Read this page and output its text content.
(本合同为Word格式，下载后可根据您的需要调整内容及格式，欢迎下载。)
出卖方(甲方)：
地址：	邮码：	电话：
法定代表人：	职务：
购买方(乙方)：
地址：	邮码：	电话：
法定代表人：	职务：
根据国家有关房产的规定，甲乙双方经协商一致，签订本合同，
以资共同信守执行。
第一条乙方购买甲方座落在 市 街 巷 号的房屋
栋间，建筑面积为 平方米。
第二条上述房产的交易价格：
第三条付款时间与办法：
* * *
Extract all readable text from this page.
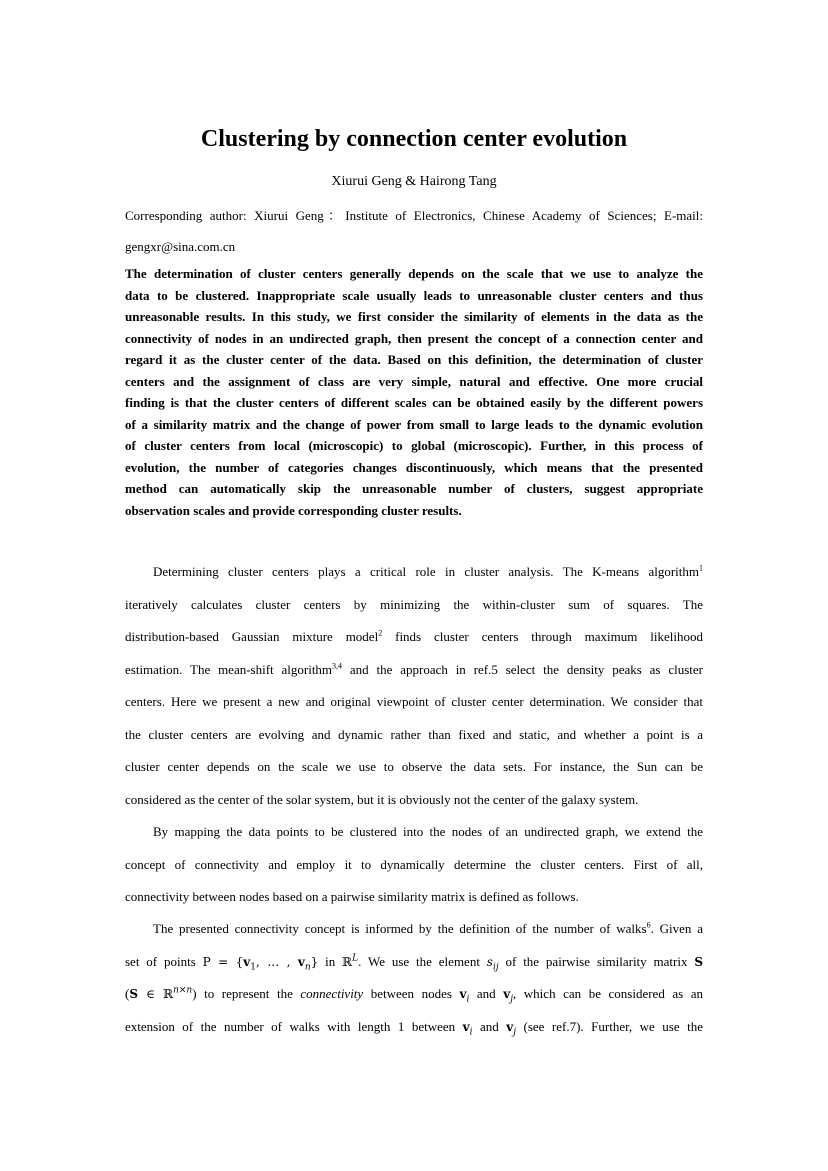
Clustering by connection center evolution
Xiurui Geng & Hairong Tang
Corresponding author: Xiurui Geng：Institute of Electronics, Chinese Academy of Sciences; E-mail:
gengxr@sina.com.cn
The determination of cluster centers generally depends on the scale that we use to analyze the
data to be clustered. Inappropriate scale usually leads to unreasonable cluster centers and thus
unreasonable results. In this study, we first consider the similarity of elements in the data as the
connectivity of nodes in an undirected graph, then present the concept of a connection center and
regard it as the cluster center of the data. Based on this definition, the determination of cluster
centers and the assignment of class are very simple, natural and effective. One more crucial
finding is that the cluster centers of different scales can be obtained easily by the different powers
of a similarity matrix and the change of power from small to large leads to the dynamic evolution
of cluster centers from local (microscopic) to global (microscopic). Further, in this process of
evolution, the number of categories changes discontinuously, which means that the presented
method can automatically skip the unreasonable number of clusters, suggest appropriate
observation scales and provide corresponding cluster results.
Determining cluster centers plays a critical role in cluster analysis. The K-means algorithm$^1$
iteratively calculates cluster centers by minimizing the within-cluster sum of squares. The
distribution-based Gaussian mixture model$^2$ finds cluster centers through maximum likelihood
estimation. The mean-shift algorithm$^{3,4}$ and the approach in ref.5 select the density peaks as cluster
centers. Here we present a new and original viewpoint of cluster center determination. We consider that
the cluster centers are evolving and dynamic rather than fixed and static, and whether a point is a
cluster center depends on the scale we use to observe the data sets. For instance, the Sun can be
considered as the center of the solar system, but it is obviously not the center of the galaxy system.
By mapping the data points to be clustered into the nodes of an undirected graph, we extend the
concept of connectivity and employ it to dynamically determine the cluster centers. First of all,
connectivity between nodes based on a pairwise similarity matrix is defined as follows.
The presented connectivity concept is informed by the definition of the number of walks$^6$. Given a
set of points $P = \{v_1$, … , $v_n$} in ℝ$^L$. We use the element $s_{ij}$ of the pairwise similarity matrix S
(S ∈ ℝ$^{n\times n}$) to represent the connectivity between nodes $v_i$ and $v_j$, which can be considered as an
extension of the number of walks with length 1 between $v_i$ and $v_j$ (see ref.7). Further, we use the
---
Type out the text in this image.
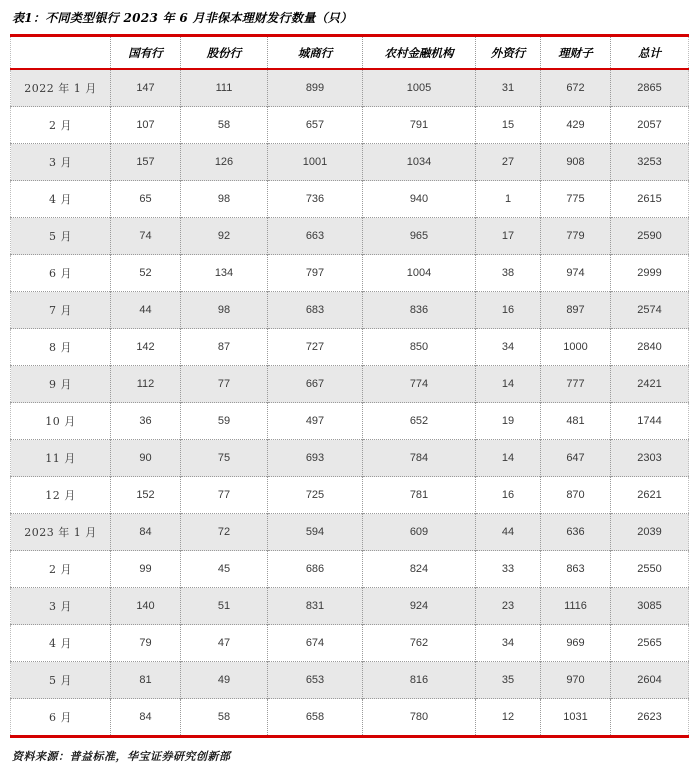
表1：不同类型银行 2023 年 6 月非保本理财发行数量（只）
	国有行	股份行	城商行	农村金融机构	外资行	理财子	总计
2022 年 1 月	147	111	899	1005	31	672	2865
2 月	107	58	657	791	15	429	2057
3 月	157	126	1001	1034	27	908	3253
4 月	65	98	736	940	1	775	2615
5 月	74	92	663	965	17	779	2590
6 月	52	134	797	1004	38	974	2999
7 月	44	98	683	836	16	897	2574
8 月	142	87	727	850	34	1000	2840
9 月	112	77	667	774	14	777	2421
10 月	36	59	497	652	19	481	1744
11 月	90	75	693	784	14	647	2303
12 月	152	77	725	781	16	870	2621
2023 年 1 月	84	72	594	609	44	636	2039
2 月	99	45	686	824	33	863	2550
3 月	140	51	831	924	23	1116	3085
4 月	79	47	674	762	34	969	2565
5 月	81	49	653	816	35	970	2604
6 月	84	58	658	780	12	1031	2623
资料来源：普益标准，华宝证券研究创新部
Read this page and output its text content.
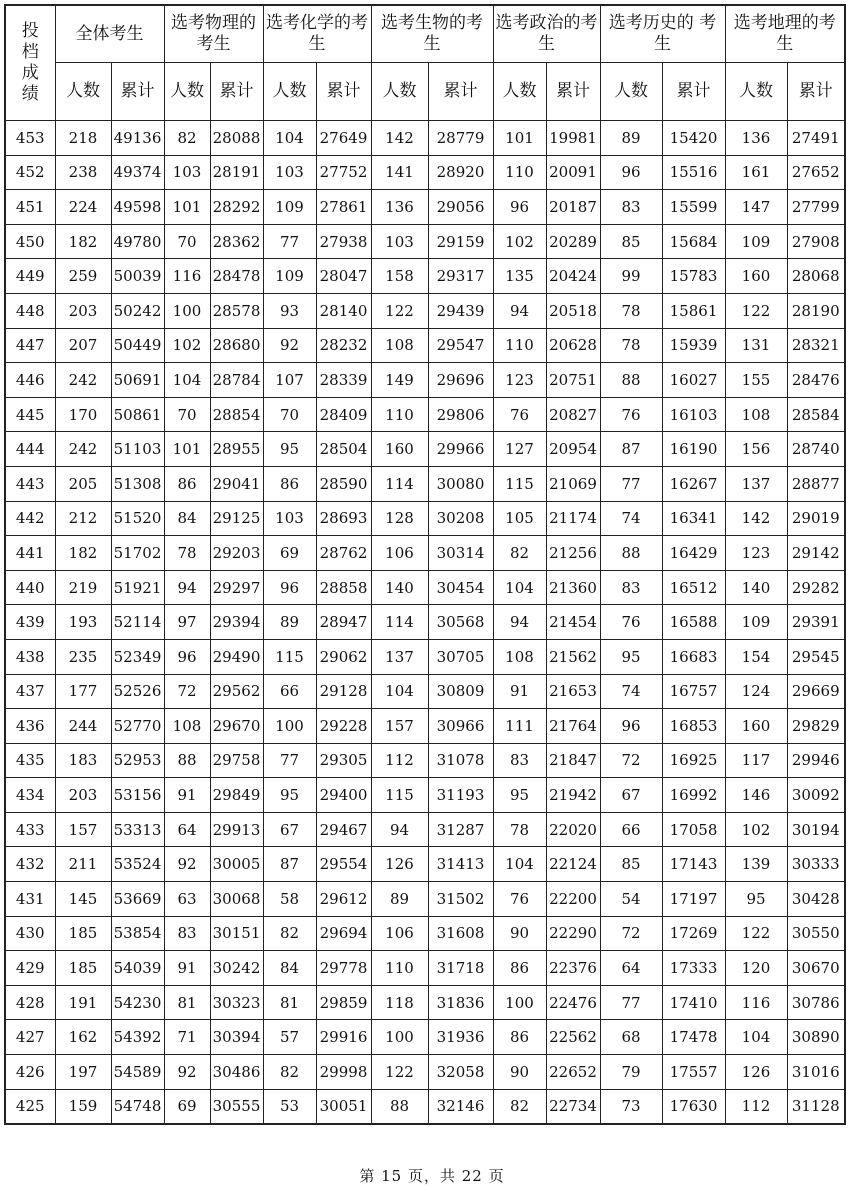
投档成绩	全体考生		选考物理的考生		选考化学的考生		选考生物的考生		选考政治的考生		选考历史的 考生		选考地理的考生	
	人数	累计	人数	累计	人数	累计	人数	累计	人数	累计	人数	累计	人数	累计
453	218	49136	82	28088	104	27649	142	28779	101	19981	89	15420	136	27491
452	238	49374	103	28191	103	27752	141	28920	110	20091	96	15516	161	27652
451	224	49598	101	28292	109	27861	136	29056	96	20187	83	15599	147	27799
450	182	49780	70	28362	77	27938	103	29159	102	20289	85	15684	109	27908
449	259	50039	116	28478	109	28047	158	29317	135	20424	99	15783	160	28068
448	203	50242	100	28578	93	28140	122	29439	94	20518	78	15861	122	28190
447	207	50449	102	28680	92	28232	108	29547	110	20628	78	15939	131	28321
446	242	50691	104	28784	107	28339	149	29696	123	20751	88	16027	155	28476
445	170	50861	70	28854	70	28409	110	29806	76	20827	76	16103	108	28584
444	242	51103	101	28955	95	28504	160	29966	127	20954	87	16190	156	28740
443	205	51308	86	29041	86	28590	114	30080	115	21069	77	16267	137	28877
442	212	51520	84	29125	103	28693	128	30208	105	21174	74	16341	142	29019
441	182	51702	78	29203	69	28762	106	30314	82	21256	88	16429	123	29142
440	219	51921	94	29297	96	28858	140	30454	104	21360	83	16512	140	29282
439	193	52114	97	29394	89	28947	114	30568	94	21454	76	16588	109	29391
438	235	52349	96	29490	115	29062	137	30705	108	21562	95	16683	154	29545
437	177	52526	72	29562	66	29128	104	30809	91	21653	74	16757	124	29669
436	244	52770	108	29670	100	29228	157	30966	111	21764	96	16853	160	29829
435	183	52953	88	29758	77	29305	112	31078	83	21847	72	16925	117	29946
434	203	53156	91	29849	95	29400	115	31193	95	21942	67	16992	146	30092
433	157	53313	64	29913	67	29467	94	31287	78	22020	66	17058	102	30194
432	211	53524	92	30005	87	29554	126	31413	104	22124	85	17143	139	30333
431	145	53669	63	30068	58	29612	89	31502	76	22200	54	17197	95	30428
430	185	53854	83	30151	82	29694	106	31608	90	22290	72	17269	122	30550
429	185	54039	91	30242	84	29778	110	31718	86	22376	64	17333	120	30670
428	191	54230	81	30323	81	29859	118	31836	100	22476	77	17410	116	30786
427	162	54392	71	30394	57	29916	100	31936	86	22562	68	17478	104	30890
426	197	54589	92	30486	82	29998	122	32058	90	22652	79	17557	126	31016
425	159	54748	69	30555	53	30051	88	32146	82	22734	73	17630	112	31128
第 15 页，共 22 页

▸ **Written exercise**
Show the lines that mention the word "depends".

▸ **Solved problem**
The determination of cluster centers generally depends on the scale that we use to analyze the
cluster center depends on the scale we use to observe the data sets. For instance, the Sun can be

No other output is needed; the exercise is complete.